WHAT IS EXPECTED. Every entry that follows should be repeated exactly; drop the images.

------ EXTRACTED ENTRIES ------

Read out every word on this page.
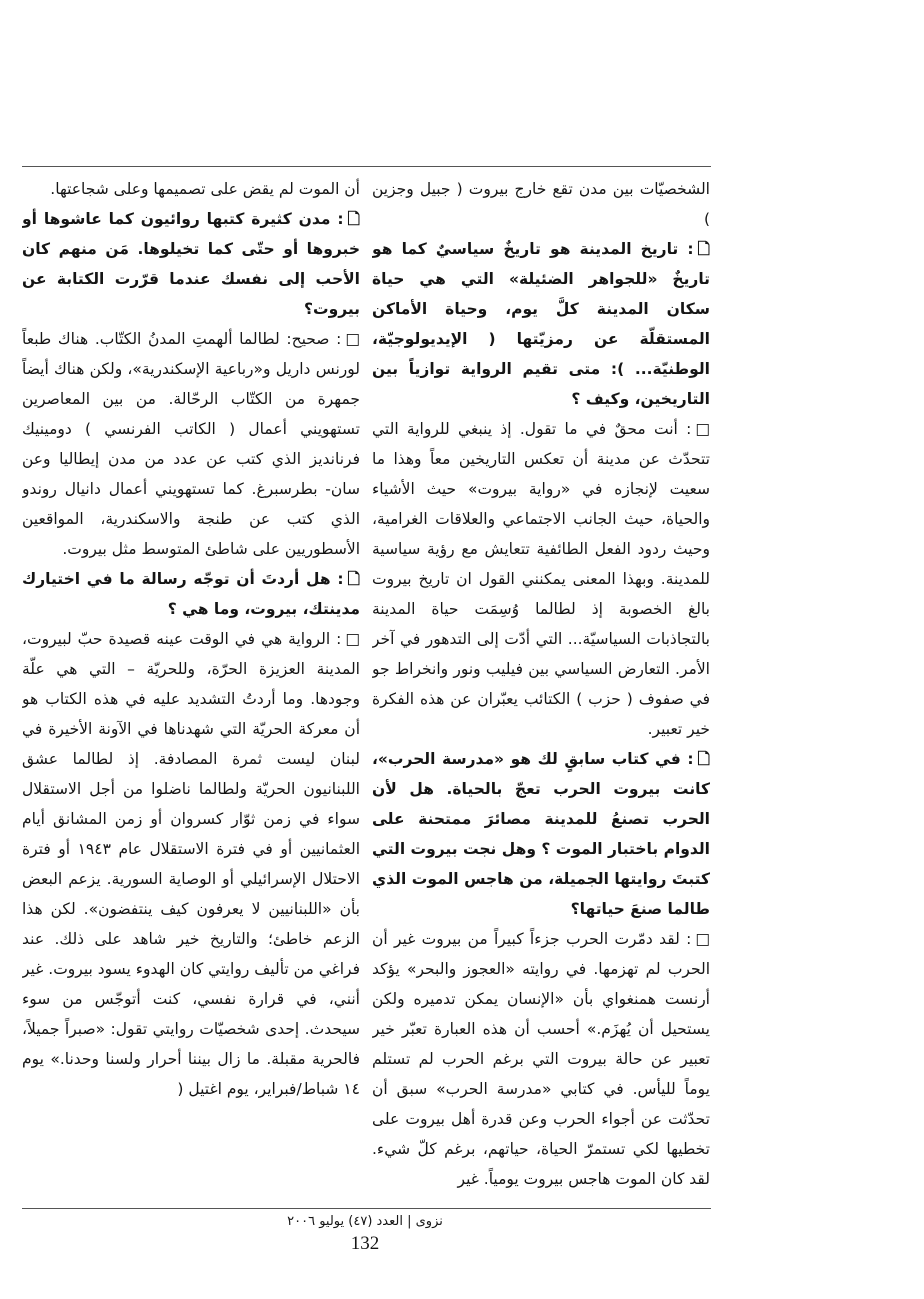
الشخصيّات بين مدن تقع خارج بيروت ( جبيل وجزين )

🗋: تاريخ المدينة هو تاريخٌ سياسيٌ كما هو تاريخٌ «للجواهر الضئيلة» التي هي حياة سكان المدينة كلَّ يوم، وحياة الأماكن المستقلّة عن رمزيّتها ( الإيديولوجيّة، الوطنيّة... ): متى تقيم الرواية توازياً بين التاريخين، وكيف ؟

□: أنت محقٌ في ما تقول. إذ ينبغي للرواية التي تتحدّث عن مدينة أن تعكس التاريخين معاً وهذا ما سعيت لإنجازه في «رواية بيروت» حيث الأشياء والحياة، حيث الجانب الاجتماعي والعلاقات الغرامية، وحيث ردود الفعل الطائفية تتعايش مع رؤية سياسية للمدينة. وبهذا المعنى يمكنني القول ان تاريخ بيروت بالغ الخصوبة إذ لطالما وُسِمَت حياة المدينة بالتجاذبات السياسيّة... التي أدّت إلى التدهور في آخر الأمر. التعارض السياسي بين فيليب ونور وانخراط جو في صفوف ( حزب ) الكتائب يعبّران عن هذه الفكرة خير تعبير.

🗋: في كتاب سابقٍ لك هو «مدرسة الحرب»، كانت بيروت الحرب تعجّ بالحياة. هل لأن الحرب تصنعُ للمدينة مصائرَ ممتحنة على الدوام باختبار الموت ؟ وهل نجت بيروت التي كتبتَ روايتها الجميلة، من هاجس الموت الذي طالما صنعَ حياتها؟

□: لقد دمّرت الحرب جزءاً كبيراً من بيروت غير أن الحرب لم تهزمها. في روايته «العجوز والبحر» يؤكد أرنست همنغواي بأن «الإنسان يمكن تدميره ولكن يستحيل أن يُهزَم.» أحسب أن هذه العبارة تعبّر خير تعبير عن حالة بيروت التي برغم الحرب لم تستلم يوماً لليأس. في كتابي «مدرسة الحرب» سبق أن تحدّثت عن أجواء الحرب وعن قدرة أهل بيروت على تخطيها لكي تستمرّ الحياة، حياتهم، برغم كلّ شيء. لقد كان الموت هاجس بيروت يومياً. غير

أن الموت لم يقض على تصميمها وعلى شجاعتها.

🗋: مدن كثيرة كتبها روائيون كما عاشوها أو خبروها أو حتّى كما تخيلوها. مَن منهم كان الأحب إلى نفسك عندما قرّرت الكتابة عن بيروت؟

□: صحيح: لطالما ألهمتِ المدنُ الكتّاب. هناك طبعاً لورنس داريل و«رباعية الإسكندرية»، ولكن هناك أيضاً جمهرة من الكتّاب الرحّالة. من بين المعاصرين تستهويني أعمال ( الكاتب الفرنسي ) دومينيك فرنانديز الذي كتب عن عدد من مدن إيطاليا وعن سان- بطرسبرغ. كما تستهويني أعمال دانيال روندو الذي كتب عن طنجة والاسكندرية، المواقعين الأسطوريين على شاطئ المتوسط مثل بيروت.

🗋: هل أردتَ أن توجّه رسالة ما في اختيارك مدينتك، بيروت، وما هي ؟

□: الرواية هي في الوقت عينه قصيدة حبّ لبيروت، المدينة العزيزة الحرّة، وللحريّة – التي هي علّة وجودها. وما أردتُ التشديد عليه في هذه الكتاب هو أن معركة الحريّة التي شهدناها في الآونة الأخيرة في لبنان ليست ثمرة المصادفة. إذ لطالما عشق اللبنانيون الحريّة ولطالما ناضلوا من أجل الاستقلال سواء في زمن ثوّار كسروان أو زمن المشانق أيام العثمانيين أو في فترة الاستقلال عام ١٩٤٣ أو فترة الاحتلال الإسرائيلي أو الوصاية السورية. يزعم البعض بأن «اللبنانيين لا يعرفون كيف ينتفضون». لكن هذا الزعم خاطئ؛ والتاريخ خير شاهد على ذلك. عند فراغي من تأليف روايتي كان الهدوء يسود بيروت. غير أنني، في قرارة نفسي، كنت أتوجّس من سوء سيحدث. إحدى شخصيّات روايتي تقول: «صبراً جميلاً، فالحرية مقبلة. ما زال بيننا أحرار ولسنا وحدنا.» يوم ١٤ شباط/فبراير، يوم اغتيل (

نزوى | العدد (٤٧) يوليو ٢٠٠٦
132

------

SOLUTION TO THE EXERCISE.
Read out every word on this page.
الشخصيّات بين مدن تقع خارج بيروت ( جبيل وجزين )

🗋: تاريخ المدينة هو تاريخٌ سياسيٌ كما هو تاريخٌ «للجواهر الضئيلة» التي هي حياة سكان المدينة كلَّ يوم، وحياة الأماكن المستقلّة عن رمزيّتها ( الإيديولوجيّة، الوطنيّة... ): متى تقيم الرواية توازياً بين التاريخين، وكيف ؟

□: أنت محقٌ في ما تقول. إذ ينبغي للرواية التي تتحدّث عن مدينة أن تعكس التاريخين معاً وهذا ما سعيت لإنجازه في «رواية بيروت» حيث الأشياء والحياة، حيث الجانب الاجتماعي والعلاقات الغرامية، وحيث ردود الفعل الطائفية تتعايش مع رؤية سياسية للمدينة. وبهذا المعنى يمكنني القول ان تاريخ بيروت بالغ الخصوبة إذ لطالما وُسِمَت حياة المدينة بالتجاذبات السياسيّة... التي أدّت إلى التدهور في آخر الأمر. التعارض السياسي بين فيليب ونور وانخراط جو في صفوف ( حزب ) الكتائب يعبّران عن هذه الفكرة خير تعبير.

🗋: في كتاب سابقٍ لك هو «مدرسة الحرب»، كانت بيروت الحرب تعجّ بالحياة. هل لأن الحرب تصنعُ للمدينة مصائرَ ممتحنة على الدوام باختبار الموت ؟ وهل نجت بيروت التي كتبتَ روايتها الجميلة، من هاجس الموت الذي طالما صنعَ حياتها؟

□: لقد دمّرت الحرب جزءاً كبيراً من بيروت غير أن الحرب لم تهزمها. في روايته «العجوز والبحر» يؤكد أرنست همنغواي بأن «الإنسان يمكن تدميره ولكن يستحيل أن يُهزَم.» أحسب أن هذه العبارة تعبّر خير تعبير عن حالة بيروت التي برغم الحرب لم تستلم يوماً لليأس. في كتابي «مدرسة الحرب» سبق أن تحدّثت عن أجواء الحرب وعن قدرة أهل بيروت على تخطيها لكي تستمرّ الحياة، حياتهم، برغم كلّ شيء. لقد كان الموت هاجس بيروت يومياً. غير

أن الموت لم يقض على تصميمها وعلى شجاعتها.

🗋: مدن كثيرة كتبها روائيون كما عاشوها أو خبروها أو حتّى كما تخيلوها. مَن منهم كان الأحب إلى نفسك عندما قرّرت الكتابة عن بيروت؟

□: صحيح: لطالما ألهمتِ المدنُ الكتّاب. هناك طبعاً لورنس داريل و«رباعية الإسكندرية»، ولكن هناك أيضاً جمهرة من الكتّاب الرحّالة. من بين المعاصرين تستهويني أعمال ( الكاتب الفرنسي ) دومينيك فرنانديز الذي كتب عن عدد من مدن إيطاليا وعن سان- بطرسبرغ. كما تستهويني أعمال دانيال روندو الذي كتب عن طنجة والاسكندرية، المواقعين الأسطوريين على شاطئ المتوسط مثل بيروت.

🗋: هل أردتَ أن توجّه رسالة ما في اختيارك مدينتك، بيروت، وما هي ؟

□: الرواية هي في الوقت عينه قصيدة حبّ لبيروت، المدينة العزيزة الحرّة، وللحريّة – التي هي علّة وجودها. وما أردتُ التشديد عليه في هذه الكتاب هو أن معركة الحريّة التي شهدناها في الآونة الأخيرة في لبنان ليست ثمرة المصادفة. إذ لطالما عشق اللبنانيون الحريّة ولطالما ناضلوا من أجل الاستقلال سواء في زمن ثوّار كسروان أو زمن المشانق أيام العثمانيين أو في فترة الاستقلال عام ١٩٤٣ أو فترة الاحتلال الإسرائيلي أو الوصاية السورية. يزعم البعض بأن «اللبنانيين لا يعرفون كيف ينتفضون». لكن هذا الزعم خاطئ؛ والتاريخ خير شاهد على ذلك. عند فراغي من تأليف روايتي كان الهدوء يسود بيروت. غير أنني، في قرارة نفسي، كنت أتوجّس من سوء سيحدث. إحدى شخصيّات روايتي تقول: «صبراً جميلاً، فالحرية مقبلة. ما زال بيننا أحرار ولسنا وحدنا.» يوم ١٤ شباط/فبراير، يوم اغتيل (

نزوى | العدد (٤٧) يوليو ٢٠٠٦
132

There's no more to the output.